Search the material below for the string "Output" and extract each line that has it.

**STORED ROWS**
---*---

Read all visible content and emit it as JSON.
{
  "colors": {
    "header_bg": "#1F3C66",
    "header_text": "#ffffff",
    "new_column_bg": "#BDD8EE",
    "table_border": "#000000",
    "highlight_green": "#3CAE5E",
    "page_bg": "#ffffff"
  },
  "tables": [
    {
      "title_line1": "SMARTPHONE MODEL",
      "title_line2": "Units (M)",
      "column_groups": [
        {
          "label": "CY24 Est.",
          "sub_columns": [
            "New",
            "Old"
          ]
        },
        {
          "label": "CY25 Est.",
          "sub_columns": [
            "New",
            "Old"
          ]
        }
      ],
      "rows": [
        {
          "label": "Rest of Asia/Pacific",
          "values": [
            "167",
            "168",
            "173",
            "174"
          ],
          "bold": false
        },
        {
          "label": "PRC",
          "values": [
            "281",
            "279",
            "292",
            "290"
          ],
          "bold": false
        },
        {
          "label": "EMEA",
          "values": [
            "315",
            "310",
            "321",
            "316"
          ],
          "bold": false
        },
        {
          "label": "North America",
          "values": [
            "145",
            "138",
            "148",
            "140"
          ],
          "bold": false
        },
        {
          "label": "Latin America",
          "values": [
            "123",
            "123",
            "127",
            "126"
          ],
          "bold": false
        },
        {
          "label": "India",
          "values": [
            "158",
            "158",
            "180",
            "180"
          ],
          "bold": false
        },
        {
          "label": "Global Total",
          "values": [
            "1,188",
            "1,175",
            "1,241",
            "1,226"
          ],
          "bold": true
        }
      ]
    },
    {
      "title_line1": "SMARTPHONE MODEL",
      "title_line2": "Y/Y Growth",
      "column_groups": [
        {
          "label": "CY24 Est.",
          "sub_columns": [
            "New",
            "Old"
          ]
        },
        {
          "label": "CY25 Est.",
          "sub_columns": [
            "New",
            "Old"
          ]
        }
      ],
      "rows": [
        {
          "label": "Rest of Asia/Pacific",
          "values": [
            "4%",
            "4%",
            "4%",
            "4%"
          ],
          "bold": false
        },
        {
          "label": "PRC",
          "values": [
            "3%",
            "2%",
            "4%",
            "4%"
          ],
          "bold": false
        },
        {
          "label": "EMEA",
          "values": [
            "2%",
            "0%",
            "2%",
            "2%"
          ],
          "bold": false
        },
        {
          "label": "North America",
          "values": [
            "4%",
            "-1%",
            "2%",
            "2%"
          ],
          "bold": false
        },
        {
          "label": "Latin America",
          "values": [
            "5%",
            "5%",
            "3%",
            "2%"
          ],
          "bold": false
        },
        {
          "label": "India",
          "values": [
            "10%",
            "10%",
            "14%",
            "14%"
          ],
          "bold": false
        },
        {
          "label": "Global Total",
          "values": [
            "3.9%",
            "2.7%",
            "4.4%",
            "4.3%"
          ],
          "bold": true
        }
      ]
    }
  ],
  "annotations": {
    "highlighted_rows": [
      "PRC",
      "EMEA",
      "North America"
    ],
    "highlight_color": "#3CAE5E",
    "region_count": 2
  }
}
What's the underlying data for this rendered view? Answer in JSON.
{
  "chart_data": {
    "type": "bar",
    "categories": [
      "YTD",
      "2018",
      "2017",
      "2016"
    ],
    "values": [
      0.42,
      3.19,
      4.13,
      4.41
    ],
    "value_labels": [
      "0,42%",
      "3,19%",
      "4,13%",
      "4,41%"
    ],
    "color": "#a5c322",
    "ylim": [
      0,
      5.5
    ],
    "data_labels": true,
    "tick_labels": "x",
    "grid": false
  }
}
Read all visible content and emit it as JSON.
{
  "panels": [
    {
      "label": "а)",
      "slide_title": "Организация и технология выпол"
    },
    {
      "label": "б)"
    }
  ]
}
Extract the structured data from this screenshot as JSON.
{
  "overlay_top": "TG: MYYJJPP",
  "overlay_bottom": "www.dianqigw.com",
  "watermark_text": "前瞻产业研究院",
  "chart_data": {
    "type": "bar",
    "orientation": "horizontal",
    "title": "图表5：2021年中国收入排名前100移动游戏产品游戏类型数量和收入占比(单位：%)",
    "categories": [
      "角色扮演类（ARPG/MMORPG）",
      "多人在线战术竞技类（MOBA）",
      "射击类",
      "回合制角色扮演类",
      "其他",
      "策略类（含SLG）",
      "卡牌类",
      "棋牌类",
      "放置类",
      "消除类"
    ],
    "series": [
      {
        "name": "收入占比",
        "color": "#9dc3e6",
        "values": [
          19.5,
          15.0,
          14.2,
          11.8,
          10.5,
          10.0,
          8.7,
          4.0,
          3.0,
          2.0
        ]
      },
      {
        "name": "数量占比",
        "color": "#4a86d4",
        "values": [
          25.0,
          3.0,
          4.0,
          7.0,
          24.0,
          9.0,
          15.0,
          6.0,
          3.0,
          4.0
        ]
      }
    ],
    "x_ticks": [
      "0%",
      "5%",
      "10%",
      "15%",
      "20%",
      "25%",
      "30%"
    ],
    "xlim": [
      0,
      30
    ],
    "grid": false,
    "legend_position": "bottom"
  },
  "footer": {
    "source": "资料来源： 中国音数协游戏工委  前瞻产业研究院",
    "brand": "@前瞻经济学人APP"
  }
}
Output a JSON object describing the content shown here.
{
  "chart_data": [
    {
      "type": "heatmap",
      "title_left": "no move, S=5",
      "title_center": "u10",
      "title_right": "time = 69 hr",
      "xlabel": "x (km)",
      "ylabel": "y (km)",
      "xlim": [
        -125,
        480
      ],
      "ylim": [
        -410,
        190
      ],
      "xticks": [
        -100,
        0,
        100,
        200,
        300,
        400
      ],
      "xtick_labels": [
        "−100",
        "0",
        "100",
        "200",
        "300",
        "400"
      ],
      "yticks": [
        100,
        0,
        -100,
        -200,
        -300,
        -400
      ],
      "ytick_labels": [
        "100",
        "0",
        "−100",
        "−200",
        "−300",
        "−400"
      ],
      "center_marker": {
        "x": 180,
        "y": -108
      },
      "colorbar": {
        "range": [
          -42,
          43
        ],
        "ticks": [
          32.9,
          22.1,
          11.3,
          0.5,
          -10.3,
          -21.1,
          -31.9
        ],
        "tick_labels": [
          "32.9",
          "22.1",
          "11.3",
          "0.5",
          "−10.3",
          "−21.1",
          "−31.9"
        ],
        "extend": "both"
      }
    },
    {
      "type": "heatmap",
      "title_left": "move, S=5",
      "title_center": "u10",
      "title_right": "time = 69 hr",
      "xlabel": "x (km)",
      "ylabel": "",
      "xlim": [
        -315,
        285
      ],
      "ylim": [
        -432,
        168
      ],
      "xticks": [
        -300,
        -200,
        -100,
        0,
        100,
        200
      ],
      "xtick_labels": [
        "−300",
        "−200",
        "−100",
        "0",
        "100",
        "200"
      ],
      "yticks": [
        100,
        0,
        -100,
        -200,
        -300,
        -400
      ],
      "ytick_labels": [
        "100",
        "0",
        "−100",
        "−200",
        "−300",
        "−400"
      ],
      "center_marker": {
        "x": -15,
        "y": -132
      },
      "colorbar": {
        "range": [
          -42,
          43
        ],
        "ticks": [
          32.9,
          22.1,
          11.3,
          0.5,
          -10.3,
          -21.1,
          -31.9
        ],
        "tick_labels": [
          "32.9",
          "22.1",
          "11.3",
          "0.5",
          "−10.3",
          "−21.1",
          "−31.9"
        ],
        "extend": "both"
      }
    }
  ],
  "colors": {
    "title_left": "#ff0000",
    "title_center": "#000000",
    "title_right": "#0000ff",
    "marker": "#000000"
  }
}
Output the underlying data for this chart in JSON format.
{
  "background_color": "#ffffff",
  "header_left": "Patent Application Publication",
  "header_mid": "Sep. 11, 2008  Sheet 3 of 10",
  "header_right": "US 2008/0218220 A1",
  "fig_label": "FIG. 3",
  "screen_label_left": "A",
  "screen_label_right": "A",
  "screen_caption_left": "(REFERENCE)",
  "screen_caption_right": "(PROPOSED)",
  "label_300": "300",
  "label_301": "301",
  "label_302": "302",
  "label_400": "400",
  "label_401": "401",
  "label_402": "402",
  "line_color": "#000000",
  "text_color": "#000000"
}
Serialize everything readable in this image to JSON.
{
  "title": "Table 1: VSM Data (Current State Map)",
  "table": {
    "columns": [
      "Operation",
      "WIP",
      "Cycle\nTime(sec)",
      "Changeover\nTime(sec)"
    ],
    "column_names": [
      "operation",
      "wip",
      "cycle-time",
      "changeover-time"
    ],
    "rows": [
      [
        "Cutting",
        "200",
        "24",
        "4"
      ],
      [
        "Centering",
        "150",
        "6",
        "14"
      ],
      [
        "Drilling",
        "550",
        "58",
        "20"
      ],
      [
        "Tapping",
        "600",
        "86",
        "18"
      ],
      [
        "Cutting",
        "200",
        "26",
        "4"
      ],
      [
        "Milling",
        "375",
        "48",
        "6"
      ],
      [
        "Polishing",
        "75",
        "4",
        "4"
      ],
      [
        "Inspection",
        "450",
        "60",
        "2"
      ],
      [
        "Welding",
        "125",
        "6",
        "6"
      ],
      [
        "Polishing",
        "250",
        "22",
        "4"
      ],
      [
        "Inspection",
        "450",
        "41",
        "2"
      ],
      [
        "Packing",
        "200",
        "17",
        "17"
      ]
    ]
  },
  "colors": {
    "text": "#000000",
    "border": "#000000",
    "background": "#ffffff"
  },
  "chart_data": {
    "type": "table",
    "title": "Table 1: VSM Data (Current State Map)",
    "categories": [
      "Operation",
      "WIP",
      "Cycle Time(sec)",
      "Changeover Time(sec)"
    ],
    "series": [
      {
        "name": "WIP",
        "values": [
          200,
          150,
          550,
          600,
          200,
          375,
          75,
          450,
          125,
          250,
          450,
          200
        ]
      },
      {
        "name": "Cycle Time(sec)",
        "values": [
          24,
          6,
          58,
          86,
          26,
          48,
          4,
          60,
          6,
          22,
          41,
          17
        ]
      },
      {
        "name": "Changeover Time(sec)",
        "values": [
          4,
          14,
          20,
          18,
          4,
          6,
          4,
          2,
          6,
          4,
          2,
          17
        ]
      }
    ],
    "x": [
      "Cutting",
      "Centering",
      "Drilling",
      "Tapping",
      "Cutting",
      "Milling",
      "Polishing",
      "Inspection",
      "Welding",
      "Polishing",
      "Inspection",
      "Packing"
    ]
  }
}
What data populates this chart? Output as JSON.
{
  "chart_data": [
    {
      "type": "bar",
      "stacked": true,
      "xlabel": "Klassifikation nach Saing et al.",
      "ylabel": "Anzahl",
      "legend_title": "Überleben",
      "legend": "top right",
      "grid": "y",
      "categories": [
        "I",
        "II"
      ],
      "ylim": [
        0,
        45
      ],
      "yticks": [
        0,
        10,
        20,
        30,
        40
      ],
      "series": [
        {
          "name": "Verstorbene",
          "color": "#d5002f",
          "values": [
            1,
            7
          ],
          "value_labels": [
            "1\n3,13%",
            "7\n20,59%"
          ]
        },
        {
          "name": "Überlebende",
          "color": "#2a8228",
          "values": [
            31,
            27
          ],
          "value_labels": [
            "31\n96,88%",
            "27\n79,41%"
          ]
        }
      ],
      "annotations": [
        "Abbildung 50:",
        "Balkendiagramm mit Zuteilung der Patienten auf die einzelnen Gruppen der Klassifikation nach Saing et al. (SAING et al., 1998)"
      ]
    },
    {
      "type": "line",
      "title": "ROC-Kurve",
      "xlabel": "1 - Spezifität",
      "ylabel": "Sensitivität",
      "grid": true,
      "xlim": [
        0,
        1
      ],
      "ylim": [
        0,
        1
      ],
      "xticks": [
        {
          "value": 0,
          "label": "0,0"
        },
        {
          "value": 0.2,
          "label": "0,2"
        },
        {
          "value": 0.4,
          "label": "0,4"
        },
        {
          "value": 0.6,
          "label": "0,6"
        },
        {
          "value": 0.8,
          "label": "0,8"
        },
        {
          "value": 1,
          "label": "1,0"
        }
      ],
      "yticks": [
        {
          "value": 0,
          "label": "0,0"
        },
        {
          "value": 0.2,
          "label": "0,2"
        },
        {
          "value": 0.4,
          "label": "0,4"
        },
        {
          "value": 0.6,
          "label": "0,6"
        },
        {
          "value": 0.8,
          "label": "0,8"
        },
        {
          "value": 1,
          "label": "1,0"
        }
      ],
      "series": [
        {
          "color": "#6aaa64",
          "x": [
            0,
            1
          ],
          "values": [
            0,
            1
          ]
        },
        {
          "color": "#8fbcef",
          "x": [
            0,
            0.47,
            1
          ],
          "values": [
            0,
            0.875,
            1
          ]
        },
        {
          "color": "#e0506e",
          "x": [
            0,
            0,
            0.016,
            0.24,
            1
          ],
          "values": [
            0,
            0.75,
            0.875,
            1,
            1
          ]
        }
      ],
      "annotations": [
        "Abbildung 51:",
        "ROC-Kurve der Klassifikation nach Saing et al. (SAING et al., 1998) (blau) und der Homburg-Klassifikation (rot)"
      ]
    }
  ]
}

---*---

**RESPONSE**
Output a JSON object describing the content shown here.
Output the underlying data for this chart in JSON format.
What data populates this chart? Output as JSON.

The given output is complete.